◆ **INPUT**:
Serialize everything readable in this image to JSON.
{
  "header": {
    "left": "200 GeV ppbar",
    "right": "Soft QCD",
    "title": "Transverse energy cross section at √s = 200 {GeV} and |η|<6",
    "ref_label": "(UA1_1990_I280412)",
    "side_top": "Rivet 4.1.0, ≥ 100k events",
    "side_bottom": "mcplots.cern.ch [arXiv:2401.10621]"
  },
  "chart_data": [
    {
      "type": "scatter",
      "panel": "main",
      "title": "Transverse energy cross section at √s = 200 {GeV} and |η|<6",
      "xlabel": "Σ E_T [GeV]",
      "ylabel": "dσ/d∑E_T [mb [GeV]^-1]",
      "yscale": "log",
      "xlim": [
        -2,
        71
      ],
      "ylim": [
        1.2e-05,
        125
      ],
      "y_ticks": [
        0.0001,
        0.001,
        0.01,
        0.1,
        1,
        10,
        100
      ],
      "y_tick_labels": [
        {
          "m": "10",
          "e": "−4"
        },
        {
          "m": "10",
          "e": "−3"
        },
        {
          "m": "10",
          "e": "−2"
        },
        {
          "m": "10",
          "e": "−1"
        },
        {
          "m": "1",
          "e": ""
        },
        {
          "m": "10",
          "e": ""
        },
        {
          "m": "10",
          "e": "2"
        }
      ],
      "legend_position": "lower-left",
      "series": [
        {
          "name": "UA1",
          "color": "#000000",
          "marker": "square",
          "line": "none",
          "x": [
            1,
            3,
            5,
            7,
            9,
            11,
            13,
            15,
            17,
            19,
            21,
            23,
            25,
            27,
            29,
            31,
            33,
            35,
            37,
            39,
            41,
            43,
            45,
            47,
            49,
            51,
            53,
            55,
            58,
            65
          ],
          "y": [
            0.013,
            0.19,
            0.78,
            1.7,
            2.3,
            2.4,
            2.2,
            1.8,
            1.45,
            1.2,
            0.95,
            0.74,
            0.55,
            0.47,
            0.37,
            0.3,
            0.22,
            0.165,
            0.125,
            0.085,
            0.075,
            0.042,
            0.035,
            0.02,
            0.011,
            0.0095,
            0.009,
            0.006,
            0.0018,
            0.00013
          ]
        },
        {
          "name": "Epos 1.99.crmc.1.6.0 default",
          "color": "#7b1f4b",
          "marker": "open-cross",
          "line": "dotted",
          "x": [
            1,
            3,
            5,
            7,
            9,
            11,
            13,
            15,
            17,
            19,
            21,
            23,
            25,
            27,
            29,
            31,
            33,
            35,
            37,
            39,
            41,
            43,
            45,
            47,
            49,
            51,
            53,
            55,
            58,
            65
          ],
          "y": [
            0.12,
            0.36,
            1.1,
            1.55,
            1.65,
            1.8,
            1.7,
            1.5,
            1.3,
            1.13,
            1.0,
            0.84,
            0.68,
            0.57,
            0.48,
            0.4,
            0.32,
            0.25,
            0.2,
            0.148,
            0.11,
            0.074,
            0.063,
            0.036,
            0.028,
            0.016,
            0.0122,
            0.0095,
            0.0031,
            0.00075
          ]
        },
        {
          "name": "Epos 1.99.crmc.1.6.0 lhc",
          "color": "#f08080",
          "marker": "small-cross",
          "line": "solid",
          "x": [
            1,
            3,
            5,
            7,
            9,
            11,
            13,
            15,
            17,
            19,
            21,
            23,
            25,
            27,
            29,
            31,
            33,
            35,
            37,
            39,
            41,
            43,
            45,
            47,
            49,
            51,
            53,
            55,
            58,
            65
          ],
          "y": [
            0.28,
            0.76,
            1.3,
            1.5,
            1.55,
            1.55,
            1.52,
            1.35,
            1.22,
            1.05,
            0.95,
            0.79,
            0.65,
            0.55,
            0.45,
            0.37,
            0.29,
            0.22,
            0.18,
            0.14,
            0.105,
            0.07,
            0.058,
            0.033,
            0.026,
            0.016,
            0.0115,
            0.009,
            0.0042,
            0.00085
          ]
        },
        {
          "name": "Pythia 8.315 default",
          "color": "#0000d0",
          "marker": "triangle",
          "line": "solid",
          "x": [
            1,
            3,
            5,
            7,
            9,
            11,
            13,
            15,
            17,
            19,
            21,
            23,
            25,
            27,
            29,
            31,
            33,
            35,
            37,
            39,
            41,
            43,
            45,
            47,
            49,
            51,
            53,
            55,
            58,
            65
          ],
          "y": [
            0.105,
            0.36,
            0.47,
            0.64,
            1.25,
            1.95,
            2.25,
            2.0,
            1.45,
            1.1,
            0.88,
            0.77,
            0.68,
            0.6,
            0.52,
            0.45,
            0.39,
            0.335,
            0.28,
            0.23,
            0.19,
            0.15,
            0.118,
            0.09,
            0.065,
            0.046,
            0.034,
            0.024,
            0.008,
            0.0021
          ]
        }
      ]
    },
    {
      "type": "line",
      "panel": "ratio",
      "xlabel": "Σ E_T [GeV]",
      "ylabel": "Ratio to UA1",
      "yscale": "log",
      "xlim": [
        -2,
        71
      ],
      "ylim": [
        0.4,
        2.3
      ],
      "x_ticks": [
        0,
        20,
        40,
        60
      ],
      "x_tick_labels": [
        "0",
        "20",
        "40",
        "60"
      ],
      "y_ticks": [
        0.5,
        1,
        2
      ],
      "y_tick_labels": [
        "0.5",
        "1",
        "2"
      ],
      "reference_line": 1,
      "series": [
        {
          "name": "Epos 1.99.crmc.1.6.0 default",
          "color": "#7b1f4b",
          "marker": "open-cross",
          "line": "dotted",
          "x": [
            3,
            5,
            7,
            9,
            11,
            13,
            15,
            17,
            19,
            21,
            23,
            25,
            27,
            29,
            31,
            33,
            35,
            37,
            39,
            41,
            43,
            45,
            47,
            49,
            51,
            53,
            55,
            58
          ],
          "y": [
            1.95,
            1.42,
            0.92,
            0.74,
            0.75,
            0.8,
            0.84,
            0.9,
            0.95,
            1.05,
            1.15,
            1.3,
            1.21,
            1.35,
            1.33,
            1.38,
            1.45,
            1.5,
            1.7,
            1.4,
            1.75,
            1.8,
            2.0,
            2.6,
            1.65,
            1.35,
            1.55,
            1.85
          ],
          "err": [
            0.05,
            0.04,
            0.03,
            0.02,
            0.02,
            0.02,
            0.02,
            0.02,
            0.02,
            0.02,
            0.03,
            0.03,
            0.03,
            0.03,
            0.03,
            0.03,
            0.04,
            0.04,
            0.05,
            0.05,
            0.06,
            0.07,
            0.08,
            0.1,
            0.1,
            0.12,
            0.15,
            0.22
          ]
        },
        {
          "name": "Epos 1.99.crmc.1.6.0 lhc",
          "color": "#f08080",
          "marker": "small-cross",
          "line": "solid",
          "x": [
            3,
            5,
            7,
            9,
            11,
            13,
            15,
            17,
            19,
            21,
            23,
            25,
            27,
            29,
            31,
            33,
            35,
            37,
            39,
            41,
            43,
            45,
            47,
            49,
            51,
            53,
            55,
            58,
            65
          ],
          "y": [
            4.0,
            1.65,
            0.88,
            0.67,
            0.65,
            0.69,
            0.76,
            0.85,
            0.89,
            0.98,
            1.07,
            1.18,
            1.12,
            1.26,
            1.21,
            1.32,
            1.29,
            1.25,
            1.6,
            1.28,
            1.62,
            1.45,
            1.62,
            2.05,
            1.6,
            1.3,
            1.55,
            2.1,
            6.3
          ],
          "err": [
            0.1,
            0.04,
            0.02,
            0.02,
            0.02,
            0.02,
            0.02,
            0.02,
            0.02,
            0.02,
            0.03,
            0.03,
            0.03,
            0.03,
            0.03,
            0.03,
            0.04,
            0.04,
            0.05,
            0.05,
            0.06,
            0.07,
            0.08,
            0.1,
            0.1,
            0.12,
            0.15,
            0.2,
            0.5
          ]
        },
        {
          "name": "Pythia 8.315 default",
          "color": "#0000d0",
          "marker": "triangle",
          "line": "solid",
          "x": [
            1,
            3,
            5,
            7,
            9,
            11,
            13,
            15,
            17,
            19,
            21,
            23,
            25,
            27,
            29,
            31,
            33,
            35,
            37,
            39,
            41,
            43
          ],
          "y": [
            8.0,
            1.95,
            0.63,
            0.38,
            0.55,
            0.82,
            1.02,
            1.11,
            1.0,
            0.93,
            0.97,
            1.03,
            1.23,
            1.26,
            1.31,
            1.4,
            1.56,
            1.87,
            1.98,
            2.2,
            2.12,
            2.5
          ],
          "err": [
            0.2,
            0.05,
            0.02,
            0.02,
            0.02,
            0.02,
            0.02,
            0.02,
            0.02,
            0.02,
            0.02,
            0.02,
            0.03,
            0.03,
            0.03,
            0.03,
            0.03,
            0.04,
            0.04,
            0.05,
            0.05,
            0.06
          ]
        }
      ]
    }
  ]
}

◆ **GIVEN PROBLEM**:
From the entries above, copy every line that holds the word "title".

◆ **RIGHT ANSWER**:
    "title": "Transverse energy cross section at √s = 200 {GeV} and |η|<6",
      "title": "Transverse energy cross section at √s = 200 {GeV} and |η|<6",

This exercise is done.